Exercise brief — Find the lines that contain the word "chevrons" and copy each one.
══ Exercise input ══
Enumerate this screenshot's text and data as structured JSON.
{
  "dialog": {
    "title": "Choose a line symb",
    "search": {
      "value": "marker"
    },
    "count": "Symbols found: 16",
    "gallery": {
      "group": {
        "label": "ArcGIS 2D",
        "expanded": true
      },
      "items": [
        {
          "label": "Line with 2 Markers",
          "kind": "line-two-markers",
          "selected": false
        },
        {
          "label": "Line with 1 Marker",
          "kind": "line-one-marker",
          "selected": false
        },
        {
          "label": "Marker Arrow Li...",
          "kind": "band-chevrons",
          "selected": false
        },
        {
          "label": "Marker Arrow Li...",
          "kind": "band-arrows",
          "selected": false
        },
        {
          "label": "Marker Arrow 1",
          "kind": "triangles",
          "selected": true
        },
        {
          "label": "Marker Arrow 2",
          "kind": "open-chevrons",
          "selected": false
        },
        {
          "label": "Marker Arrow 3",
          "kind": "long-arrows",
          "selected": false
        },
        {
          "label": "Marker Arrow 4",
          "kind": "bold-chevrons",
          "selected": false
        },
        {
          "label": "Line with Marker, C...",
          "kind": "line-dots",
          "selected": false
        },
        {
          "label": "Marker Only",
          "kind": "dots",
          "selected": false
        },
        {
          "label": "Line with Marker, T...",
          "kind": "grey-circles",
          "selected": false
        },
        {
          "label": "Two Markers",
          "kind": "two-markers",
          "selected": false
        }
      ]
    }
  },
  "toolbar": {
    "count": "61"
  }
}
═══
══ Exercise input ══
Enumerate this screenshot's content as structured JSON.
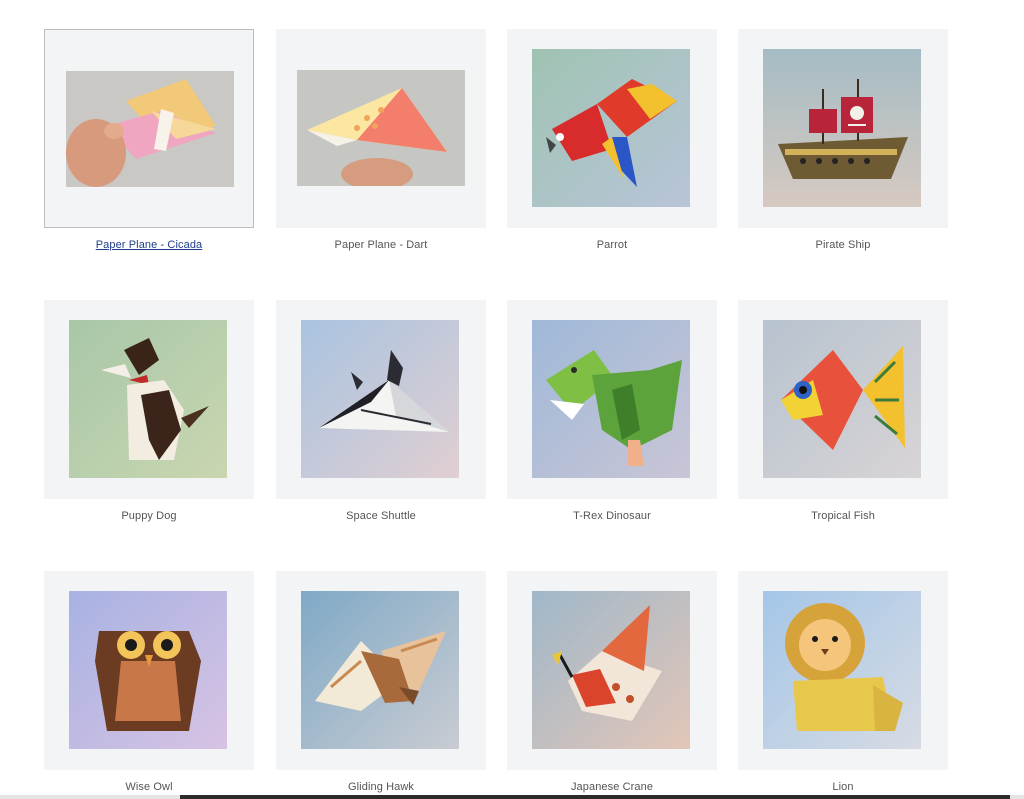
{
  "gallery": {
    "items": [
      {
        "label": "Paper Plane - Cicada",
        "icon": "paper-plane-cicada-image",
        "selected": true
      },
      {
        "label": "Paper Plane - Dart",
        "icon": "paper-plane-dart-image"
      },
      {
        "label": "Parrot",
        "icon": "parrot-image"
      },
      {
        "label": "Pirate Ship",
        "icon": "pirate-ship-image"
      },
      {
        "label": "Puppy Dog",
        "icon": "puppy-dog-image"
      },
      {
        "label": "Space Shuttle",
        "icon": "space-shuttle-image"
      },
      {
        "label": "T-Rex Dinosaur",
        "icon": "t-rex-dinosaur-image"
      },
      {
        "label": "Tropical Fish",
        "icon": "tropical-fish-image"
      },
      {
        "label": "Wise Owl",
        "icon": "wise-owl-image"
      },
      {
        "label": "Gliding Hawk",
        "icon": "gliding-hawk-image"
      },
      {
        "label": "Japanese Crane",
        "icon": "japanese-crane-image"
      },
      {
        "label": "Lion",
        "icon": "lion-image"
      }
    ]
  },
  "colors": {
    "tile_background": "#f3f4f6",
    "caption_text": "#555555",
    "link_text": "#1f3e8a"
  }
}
═══
══ Exercise input ══
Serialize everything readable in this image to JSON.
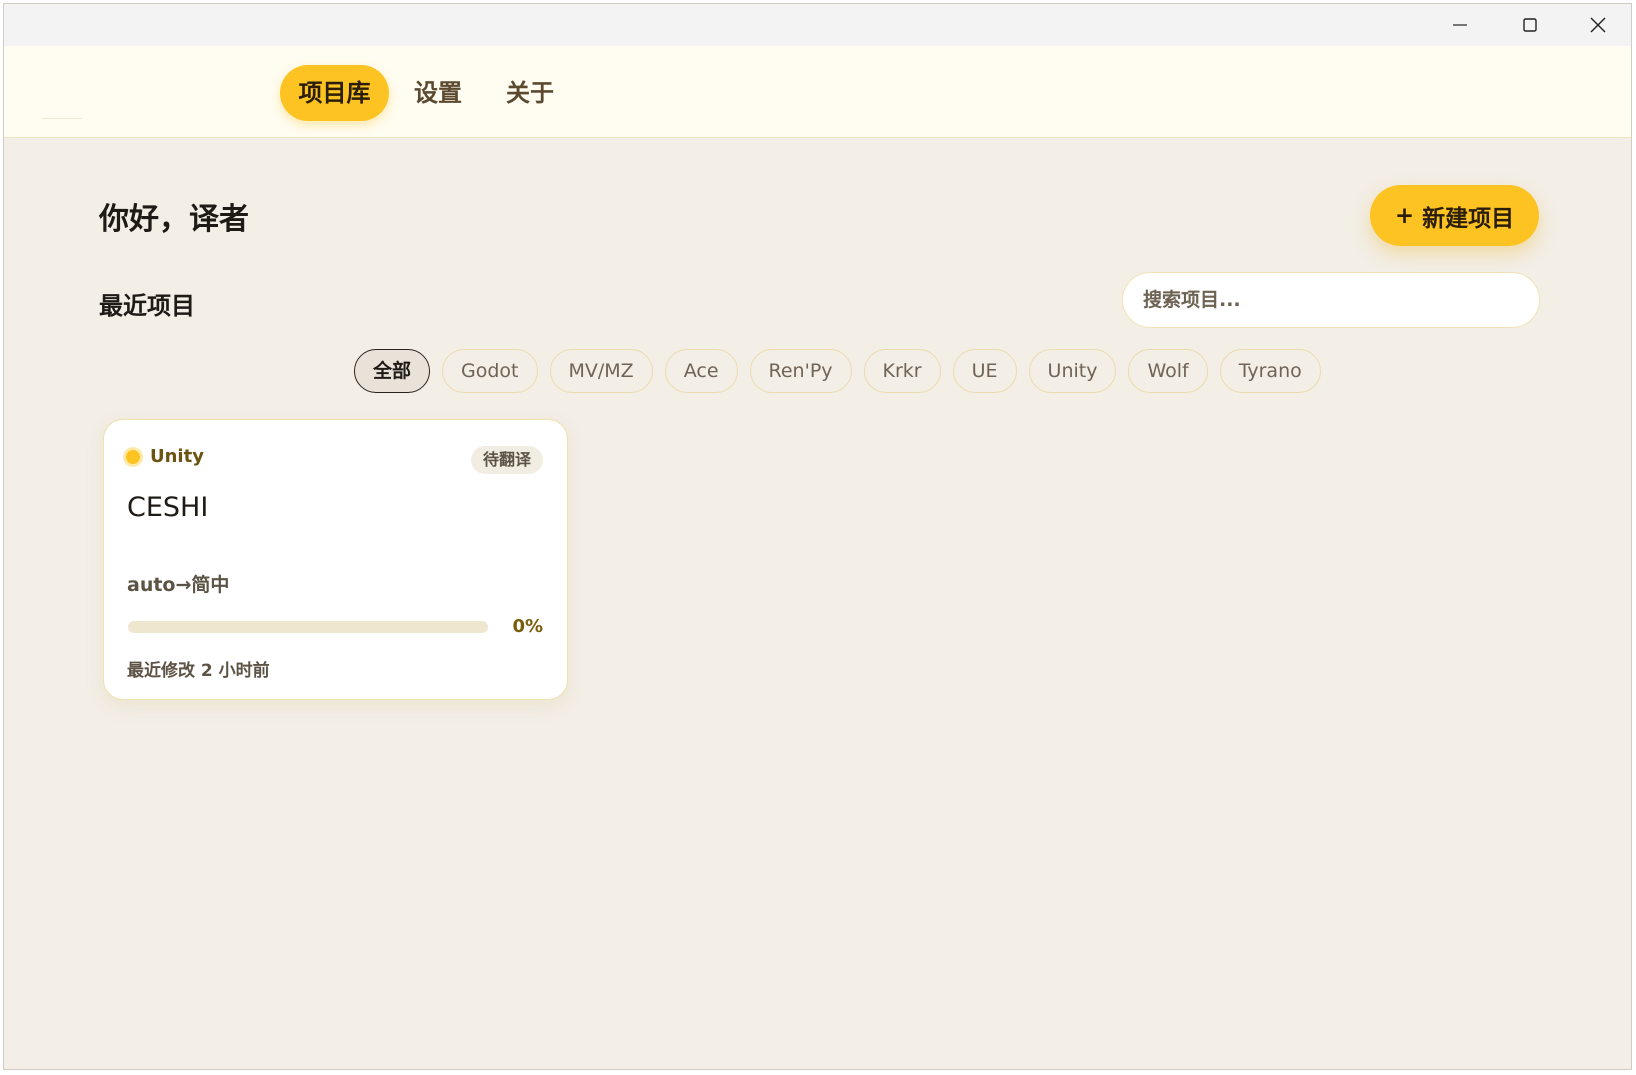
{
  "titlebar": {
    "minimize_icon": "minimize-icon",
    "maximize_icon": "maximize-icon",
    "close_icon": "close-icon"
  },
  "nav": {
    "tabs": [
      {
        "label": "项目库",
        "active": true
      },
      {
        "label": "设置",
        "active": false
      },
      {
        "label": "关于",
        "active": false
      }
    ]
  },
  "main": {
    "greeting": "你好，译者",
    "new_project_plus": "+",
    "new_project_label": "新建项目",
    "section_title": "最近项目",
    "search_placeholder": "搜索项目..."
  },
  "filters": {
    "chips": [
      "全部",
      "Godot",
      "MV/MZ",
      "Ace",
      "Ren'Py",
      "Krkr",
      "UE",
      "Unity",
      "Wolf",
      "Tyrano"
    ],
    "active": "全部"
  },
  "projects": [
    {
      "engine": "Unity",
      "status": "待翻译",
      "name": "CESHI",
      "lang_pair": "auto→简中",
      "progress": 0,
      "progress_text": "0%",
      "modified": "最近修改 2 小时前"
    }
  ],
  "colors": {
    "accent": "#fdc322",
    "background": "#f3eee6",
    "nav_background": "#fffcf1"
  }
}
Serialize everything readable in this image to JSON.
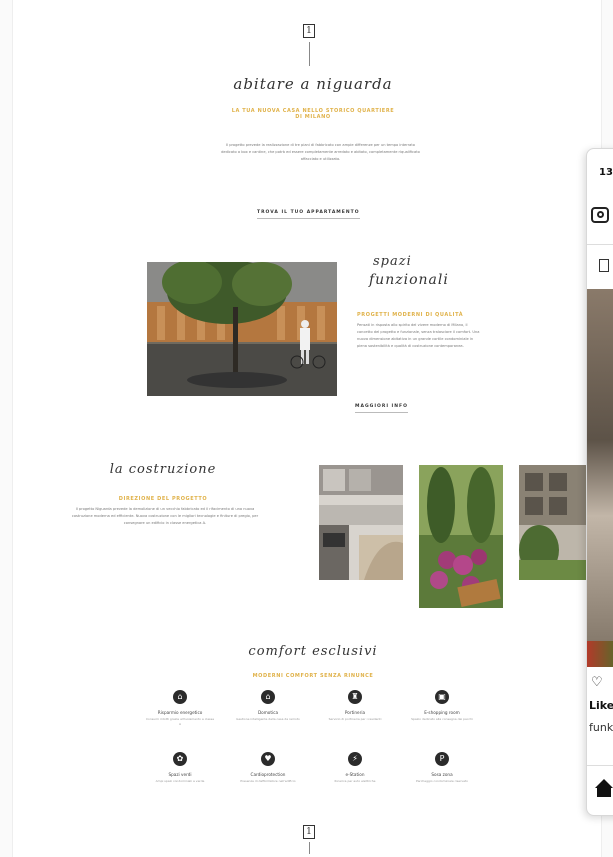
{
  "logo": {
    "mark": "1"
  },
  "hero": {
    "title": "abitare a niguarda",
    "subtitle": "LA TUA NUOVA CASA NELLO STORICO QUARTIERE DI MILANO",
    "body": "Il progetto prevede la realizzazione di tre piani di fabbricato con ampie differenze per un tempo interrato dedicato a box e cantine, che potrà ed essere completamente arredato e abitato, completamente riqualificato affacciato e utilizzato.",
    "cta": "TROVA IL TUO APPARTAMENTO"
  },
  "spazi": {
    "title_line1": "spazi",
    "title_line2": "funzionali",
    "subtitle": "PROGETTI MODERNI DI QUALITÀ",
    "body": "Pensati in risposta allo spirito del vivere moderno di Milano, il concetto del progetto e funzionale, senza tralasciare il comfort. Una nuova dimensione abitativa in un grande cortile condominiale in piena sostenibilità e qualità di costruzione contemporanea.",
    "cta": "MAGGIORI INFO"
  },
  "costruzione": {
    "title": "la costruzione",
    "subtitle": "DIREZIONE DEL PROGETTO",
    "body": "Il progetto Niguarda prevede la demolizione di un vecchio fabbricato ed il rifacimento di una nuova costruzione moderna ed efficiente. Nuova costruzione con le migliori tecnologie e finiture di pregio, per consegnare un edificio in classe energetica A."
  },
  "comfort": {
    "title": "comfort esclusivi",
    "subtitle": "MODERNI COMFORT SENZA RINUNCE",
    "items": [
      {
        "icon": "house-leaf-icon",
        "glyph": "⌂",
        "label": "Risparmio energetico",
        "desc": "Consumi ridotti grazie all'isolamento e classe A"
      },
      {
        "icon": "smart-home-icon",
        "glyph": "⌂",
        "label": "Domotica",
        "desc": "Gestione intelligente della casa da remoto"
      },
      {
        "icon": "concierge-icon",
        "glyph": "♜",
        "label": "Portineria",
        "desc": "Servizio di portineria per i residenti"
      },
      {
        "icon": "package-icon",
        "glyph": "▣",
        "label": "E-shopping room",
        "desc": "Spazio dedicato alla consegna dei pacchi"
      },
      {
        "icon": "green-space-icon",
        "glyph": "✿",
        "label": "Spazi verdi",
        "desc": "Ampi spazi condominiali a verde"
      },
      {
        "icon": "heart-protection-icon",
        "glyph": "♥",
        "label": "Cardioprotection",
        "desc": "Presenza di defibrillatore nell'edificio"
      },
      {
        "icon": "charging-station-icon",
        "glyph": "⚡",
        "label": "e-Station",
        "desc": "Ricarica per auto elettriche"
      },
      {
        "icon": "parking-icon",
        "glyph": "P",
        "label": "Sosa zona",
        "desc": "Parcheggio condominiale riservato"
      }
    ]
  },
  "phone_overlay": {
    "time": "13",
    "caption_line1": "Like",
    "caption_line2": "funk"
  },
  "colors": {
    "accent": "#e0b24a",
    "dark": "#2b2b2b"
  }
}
═══
Exercise result —
          "kind": "band-chevrons",
          "kind": "open-chevrons",
          "kind": "bold-chevrons",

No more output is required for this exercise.